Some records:

○ ○ ○ ○

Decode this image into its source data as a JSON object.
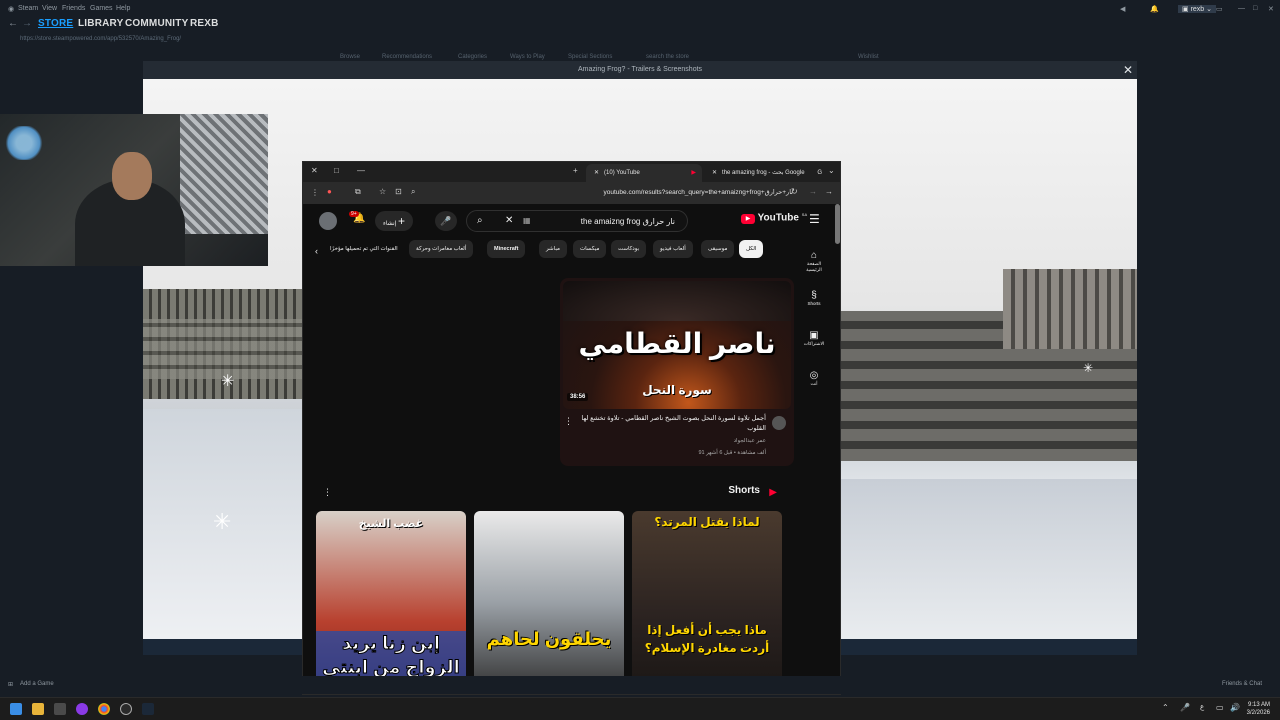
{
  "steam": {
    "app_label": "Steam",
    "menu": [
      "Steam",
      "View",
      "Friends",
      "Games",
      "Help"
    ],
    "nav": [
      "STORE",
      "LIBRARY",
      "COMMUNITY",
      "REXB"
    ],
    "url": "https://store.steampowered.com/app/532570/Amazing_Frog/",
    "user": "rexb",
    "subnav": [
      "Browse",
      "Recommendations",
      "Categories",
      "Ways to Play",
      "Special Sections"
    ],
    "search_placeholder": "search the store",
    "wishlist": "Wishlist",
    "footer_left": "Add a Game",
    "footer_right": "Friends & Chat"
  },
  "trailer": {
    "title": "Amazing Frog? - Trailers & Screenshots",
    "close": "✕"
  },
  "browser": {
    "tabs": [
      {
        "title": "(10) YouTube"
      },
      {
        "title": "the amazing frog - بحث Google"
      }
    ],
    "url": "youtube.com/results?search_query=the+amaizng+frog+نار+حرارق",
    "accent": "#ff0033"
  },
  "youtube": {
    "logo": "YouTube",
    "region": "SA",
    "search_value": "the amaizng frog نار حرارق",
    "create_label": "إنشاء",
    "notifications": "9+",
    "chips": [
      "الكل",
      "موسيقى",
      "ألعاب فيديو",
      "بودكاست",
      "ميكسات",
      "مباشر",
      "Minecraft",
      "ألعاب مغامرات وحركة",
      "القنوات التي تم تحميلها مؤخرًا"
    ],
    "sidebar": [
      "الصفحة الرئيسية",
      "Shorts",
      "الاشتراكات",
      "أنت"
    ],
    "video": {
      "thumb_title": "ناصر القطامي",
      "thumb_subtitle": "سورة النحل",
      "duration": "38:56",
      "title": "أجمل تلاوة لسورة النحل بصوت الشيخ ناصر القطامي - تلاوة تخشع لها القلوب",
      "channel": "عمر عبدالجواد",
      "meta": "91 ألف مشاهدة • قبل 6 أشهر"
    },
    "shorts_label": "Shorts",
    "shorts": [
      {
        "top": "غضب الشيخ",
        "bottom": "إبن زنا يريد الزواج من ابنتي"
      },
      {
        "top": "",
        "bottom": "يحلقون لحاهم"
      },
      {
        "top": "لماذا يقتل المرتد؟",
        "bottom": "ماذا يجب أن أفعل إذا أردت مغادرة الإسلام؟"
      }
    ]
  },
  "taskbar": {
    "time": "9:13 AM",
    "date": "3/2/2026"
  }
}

○ ○ ○ ○

_WHAT TO WORK ON:_ Write out each entry exactly as given, omitting any picture.

_SOLUTION FOR THIS PROBLEM:_
Decode this image into its source data as a JSON object.
{
  "steam": {
    "app_label": "Steam",
    "menu": [
      "Steam",
      "View",
      "Friends",
      "Games",
      "Help"
    ],
    "nav": [
      "STORE",
      "LIBRARY",
      "COMMUNITY",
      "REXB"
    ],
    "url": "https://store.steampowered.com/app/532570/Amazing_Frog/",
    "user": "rexb",
    "subnav": [
      "Browse",
      "Recommendations",
      "Categories",
      "Ways to Play",
      "Special Sections"
    ],
    "search_placeholder": "search the store",
    "wishlist": "Wishlist",
    "footer_left": "Add a Game",
    "footer_right": "Friends & Chat"
  },
  "trailer": {
    "title": "Amazing Frog? - Trailers & Screenshots",
    "close": "✕"
  },
  "browser": {
    "tabs": [
      {
        "title": "(10) YouTube"
      },
      {
        "title": "the amazing frog - بحث Google"
      }
    ],
    "url": "youtube.com/results?search_query=the+amaizng+frog+نار+حرارق",
    "accent": "#ff0033"
  },
  "youtube": {
    "logo": "YouTube",
    "region": "SA",
    "search_value": "the amaizng frog نار حرارق",
    "create_label": "إنشاء",
    "notifications": "9+",
    "chips": [
      "الكل",
      "موسيقى",
      "ألعاب فيديو",
      "بودكاست",
      "ميكسات",
      "مباشر",
      "Minecraft",
      "ألعاب مغامرات وحركة",
      "القنوات التي تم تحميلها مؤخرًا"
    ],
    "sidebar": [
      "الصفحة الرئيسية",
      "Shorts",
      "الاشتراكات",
      "أنت"
    ],
    "video": {
      "thumb_title": "ناصر القطامي",
      "thumb_subtitle": "سورة النحل",
      "duration": "38:56",
      "title": "أجمل تلاوة لسورة النحل بصوت الشيخ ناصر القطامي - تلاوة تخشع لها القلوب",
      "channel": "عمر عبدالجواد",
      "meta": "91 ألف مشاهدة • قبل 6 أشهر"
    },
    "shorts_label": "Shorts",
    "shorts": [
      {
        "top": "غضب الشيخ",
        "bottom": "إبن زنا يريد الزواج من ابنتي"
      },
      {
        "top": "",
        "bottom": "يحلقون لحاهم"
      },
      {
        "top": "لماذا يقتل المرتد؟",
        "bottom": "ماذا يجب أن أفعل إذا أردت مغادرة الإسلام؟"
      }
    ]
  },
  "taskbar": {
    "time": "9:13 AM",
    "date": "3/2/2026"
  }
}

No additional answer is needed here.